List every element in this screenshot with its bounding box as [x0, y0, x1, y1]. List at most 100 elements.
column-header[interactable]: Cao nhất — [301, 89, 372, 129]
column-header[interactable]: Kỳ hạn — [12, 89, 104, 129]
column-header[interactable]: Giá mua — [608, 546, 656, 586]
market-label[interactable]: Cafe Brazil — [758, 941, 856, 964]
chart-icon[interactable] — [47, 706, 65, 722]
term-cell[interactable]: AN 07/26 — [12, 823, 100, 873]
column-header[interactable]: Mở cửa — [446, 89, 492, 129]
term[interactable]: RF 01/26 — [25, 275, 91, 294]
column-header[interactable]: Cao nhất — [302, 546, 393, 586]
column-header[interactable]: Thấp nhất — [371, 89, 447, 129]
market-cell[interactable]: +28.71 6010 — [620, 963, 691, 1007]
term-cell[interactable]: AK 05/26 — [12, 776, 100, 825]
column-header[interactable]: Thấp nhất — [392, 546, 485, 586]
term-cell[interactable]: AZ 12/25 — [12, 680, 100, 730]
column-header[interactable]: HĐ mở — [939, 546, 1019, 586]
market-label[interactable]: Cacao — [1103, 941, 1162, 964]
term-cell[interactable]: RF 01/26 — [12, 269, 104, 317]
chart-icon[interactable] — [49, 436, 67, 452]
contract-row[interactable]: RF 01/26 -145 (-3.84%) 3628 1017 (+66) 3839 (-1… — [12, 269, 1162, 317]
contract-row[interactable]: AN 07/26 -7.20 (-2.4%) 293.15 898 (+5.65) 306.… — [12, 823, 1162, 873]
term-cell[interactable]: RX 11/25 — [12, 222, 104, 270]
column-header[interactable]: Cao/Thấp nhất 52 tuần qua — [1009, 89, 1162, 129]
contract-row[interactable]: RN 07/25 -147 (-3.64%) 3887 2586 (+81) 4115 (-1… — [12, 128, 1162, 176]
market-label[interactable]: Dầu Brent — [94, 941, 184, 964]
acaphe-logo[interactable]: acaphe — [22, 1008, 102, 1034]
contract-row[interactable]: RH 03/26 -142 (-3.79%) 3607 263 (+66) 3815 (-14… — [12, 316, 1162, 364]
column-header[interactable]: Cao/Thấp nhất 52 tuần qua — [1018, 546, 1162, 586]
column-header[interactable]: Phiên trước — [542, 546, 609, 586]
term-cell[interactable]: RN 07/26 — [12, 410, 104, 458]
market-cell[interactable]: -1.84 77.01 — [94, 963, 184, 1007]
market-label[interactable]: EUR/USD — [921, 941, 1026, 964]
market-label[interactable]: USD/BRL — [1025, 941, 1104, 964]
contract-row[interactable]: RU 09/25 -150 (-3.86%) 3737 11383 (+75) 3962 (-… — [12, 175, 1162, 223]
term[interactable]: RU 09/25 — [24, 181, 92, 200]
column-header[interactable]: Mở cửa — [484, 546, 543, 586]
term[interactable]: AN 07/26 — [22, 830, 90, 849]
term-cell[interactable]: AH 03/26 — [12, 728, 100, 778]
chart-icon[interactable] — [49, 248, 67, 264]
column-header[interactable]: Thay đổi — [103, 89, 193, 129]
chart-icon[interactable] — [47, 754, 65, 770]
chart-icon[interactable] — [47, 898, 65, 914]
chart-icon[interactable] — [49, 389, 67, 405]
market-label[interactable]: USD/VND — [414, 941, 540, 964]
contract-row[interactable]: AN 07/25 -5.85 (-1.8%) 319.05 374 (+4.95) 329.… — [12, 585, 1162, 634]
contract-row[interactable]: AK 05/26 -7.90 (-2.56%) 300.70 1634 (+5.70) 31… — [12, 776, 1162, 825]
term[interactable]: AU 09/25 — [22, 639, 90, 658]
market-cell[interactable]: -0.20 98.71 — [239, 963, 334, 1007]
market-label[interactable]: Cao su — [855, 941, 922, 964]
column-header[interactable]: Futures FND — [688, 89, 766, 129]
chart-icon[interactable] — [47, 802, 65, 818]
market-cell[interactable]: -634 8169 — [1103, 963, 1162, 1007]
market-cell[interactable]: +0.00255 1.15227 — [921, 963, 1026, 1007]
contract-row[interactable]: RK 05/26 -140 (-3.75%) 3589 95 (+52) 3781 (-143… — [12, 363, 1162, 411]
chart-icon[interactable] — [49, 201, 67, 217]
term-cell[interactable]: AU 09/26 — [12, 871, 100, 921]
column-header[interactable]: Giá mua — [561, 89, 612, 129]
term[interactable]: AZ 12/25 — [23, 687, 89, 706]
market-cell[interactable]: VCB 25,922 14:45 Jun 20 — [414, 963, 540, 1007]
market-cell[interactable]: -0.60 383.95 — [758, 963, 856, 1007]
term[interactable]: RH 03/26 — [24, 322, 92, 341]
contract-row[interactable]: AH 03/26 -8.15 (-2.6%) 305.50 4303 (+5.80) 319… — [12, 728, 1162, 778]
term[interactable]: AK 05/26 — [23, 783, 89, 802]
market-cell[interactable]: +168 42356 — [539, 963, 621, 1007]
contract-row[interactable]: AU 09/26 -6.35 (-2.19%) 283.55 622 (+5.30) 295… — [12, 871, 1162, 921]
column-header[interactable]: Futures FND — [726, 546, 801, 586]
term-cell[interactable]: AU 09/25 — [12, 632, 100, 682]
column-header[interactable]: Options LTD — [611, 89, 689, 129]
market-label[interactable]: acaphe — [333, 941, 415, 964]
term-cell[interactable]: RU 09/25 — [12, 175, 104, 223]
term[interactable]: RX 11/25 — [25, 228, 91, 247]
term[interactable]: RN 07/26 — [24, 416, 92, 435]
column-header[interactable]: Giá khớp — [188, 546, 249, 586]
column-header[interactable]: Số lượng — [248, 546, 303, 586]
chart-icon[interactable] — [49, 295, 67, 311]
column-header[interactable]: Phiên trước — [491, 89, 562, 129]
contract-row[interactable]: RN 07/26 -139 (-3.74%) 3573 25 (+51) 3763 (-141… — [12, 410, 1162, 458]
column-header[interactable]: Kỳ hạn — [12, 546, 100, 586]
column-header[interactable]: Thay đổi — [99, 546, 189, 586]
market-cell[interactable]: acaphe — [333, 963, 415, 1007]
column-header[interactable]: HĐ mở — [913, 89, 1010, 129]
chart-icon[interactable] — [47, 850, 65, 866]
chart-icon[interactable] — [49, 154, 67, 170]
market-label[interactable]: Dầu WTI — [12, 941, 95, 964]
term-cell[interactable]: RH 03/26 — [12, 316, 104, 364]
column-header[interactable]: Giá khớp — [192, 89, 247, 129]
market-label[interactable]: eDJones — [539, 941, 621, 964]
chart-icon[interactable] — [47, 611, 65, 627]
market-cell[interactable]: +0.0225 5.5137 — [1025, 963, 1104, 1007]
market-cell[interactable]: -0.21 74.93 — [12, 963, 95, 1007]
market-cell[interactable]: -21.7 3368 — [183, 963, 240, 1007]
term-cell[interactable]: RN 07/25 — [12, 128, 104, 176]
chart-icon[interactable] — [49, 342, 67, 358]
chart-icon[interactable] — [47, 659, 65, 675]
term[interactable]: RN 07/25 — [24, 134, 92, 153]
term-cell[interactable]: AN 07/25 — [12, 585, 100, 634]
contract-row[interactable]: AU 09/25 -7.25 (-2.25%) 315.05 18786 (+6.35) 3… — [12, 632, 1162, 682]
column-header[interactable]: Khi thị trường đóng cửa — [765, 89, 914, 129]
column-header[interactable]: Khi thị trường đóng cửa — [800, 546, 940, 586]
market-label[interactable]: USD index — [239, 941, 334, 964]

◆ Direction ◆
Please copy the material above line for line, with no changes.

◆ Result ◆
List every element in this screenshot with its bounding box as [x0, y0, x1, y1]. List at most 100 elements.
column-header[interactable]: Cao nhất — [301, 89, 372, 129]
column-header[interactable]: Kỳ hạn — [12, 89, 104, 129]
column-header[interactable]: Giá mua — [608, 546, 656, 586]
market-label[interactable]: Cafe Brazil — [758, 941, 856, 964]
chart-icon[interactable] — [47, 706, 65, 722]
term-cell[interactable]: AN 07/26 — [12, 823, 100, 873]
column-header[interactable]: Mở cửa — [446, 89, 492, 129]
term[interactable]: RF 01/26 — [25, 275, 91, 294]
column-header[interactable]: Cao nhất — [302, 546, 393, 586]
column-header[interactable]: Thấp nhất — [371, 89, 447, 129]
market-cell[interactable]: +28.71 6010 — [620, 963, 691, 1007]
term-cell[interactable]: AK 05/26 — [12, 776, 100, 825]
column-header[interactable]: Thấp nhất — [392, 546, 485, 586]
term-cell[interactable]: AZ 12/25 — [12, 680, 100, 730]
column-header[interactable]: HĐ mở — [939, 546, 1019, 586]
market-label[interactable]: Cacao — [1103, 941, 1162, 964]
term-cell[interactable]: RF 01/26 — [12, 269, 104, 317]
chart-icon[interactable] — [49, 436, 67, 452]
contract-row[interactable]: RF 01/26 -145 (-3.84%) 3628 1017 (+66) 3839 (-1… — [12, 269, 1162, 317]
contract-row[interactable]: AN 07/26 -7.20 (-2.4%) 293.15 898 (+5.65) 306.… — [12, 823, 1162, 873]
term-cell[interactable]: RX 11/25 — [12, 222, 104, 270]
column-header[interactable]: Cao/Thấp nhất 52 tuần qua — [1009, 89, 1162, 129]
contract-row[interactable]: RN 07/25 -147 (-3.64%) 3887 2586 (+81) 4115 (-1… — [12, 128, 1162, 176]
market-label[interactable]: Dầu Brent — [94, 941, 184, 964]
acaphe-logo[interactable]: acaphe — [22, 1008, 102, 1034]
contract-row[interactable]: RH 03/26 -142 (-3.79%) 3607 263 (+66) 3815 (-14… — [12, 316, 1162, 364]
column-header[interactable]: Cao/Thấp nhất 52 tuần qua — [1018, 546, 1162, 586]
column-header[interactable]: Phiên trước — [542, 546, 609, 586]
term-cell[interactable]: RN 07/26 — [12, 410, 104, 458]
market-cell[interactable]: -1.84 77.01 — [94, 963, 184, 1007]
market-label[interactable]: EUR/USD — [921, 941, 1026, 964]
market-label[interactable]: USD/BRL — [1025, 941, 1104, 964]
contract-row[interactable]: RU 09/25 -150 (-3.86%) 3737 11383 (+75) 3962 (-… — [12, 175, 1162, 223]
term[interactable]: RU 09/25 — [24, 181, 92, 200]
column-header[interactable]: Mở cửa — [484, 546, 543, 586]
term[interactable]: AN 07/26 — [22, 830, 90, 849]
term-cell[interactable]: AH 03/26 — [12, 728, 100, 778]
chart-icon[interactable] — [49, 248, 67, 264]
column-header[interactable]: Thay đổi — [103, 89, 193, 129]
chart-icon[interactable] — [47, 754, 65, 770]
chart-icon[interactable] — [47, 898, 65, 914]
chart-icon[interactable] — [49, 389, 67, 405]
market-label[interactable]: USD/VND — [414, 941, 540, 964]
contract-row[interactable]: AN 07/25 -5.85 (-1.8%) 319.05 374 (+4.95) 329.… — [12, 585, 1162, 634]
contract-row[interactable]: AK 05/26 -7.90 (-2.56%) 300.70 1634 (+5.70) 31… — [12, 776, 1162, 825]
term[interactable]: AU 09/25 — [22, 639, 90, 658]
market-cell[interactable]: -0.20 98.71 — [239, 963, 334, 1007]
market-label[interactable]: Cao su — [855, 941, 922, 964]
column-header[interactable]: Futures FND — [688, 89, 766, 129]
chart-icon[interactable] — [47, 802, 65, 818]
market-cell[interactable]: -634 8169 — [1103, 963, 1162, 1007]
market-cell[interactable]: +0.00255 1.15227 — [921, 963, 1026, 1007]
contract-row[interactable]: RK 05/26 -140 (-3.75%) 3589 95 (+52) 3781 (-143… — [12, 363, 1162, 411]
chart-icon[interactable] — [49, 201, 67, 217]
term-cell[interactable]: AU 09/26 — [12, 871, 100, 921]
column-header[interactable]: Giá mua — [561, 89, 612, 129]
term[interactable]: AZ 12/25 — [23, 687, 89, 706]
market-cell[interactable]: VCB 25,922 14:45 Jun 20 — [414, 963, 540, 1007]
market-cell[interactable]: -0.60 383.95 — [758, 963, 856, 1007]
term[interactable]: RH 03/26 — [24, 322, 92, 341]
contract-row[interactable]: AH 03/26 -8.15 (-2.6%) 305.50 4303 (+5.80) 319… — [12, 728, 1162, 778]
term[interactable]: AK 05/26 — [23, 783, 89, 802]
market-cell[interactable]: +168 42356 — [539, 963, 621, 1007]
contract-row[interactable]: AU 09/26 -6.35 (-2.19%) 283.55 622 (+5.30) 295… — [12, 871, 1162, 921]
column-header[interactable]: Futures FND — [726, 546, 801, 586]
term-cell[interactable]: AU 09/25 — [12, 632, 100, 682]
column-header[interactable]: Options LTD — [611, 89, 689, 129]
market-label[interactable]: acaphe — [333, 941, 415, 964]
term-cell[interactable]: RU 09/25 — [12, 175, 104, 223]
term[interactable]: RX 11/25 — [25, 228, 91, 247]
term[interactable]: RN 07/26 — [24, 416, 92, 435]
column-header[interactable]: Giá khớp — [188, 546, 249, 586]
column-header[interactable]: Số lượng — [248, 546, 303, 586]
chart-icon[interactable] — [49, 295, 67, 311]
column-header[interactable]: Phiên trước — [491, 89, 562, 129]
contract-row[interactable]: RN 07/26 -139 (-3.74%) 3573 25 (+51) 3763 (-141… — [12, 410, 1162, 458]
column-header[interactable]: Kỳ hạn — [12, 546, 100, 586]
column-header[interactable]: Thay đổi — [99, 546, 189, 586]
market-cell[interactable]: acaphe — [333, 963, 415, 1007]
column-header[interactable]: HĐ mở — [913, 89, 1010, 129]
chart-icon[interactable] — [47, 850, 65, 866]
chart-icon[interactable] — [49, 154, 67, 170]
market-label[interactable]: Dầu WTI — [12, 941, 95, 964]
term-cell[interactable]: RH 03/26 — [12, 316, 104, 364]
column-header[interactable]: Giá khớp — [192, 89, 247, 129]
market-label[interactable]: eDJones — [539, 941, 621, 964]
chart-icon[interactable] — [47, 611, 65, 627]
market-cell[interactable]: +0.0225 5.5137 — [1025, 963, 1104, 1007]
market-cell[interactable]: -0.21 74.93 — [12, 963, 95, 1007]
market-cell[interactable]: -21.7 3368 — [183, 963, 240, 1007]
term-cell[interactable]: RN 07/25 — [12, 128, 104, 176]
chart-icon[interactable] — [49, 342, 67, 358]
chart-icon[interactable] — [47, 659, 65, 675]
term[interactable]: RN 07/25 — [24, 134, 92, 153]
term-cell[interactable]: AN 07/25 — [12, 585, 100, 634]
contract-row[interactable]: AU 09/25 -7.25 (-2.25%) 315.05 18786 (+6.35) 3… — [12, 632, 1162, 682]
column-header[interactable]: Khi thị trường đóng cửa — [765, 89, 914, 129]
column-header[interactable]: Khi thị trường đóng cửa — [800, 546, 940, 586]
market-label[interactable]: USD index — [239, 941, 334, 964]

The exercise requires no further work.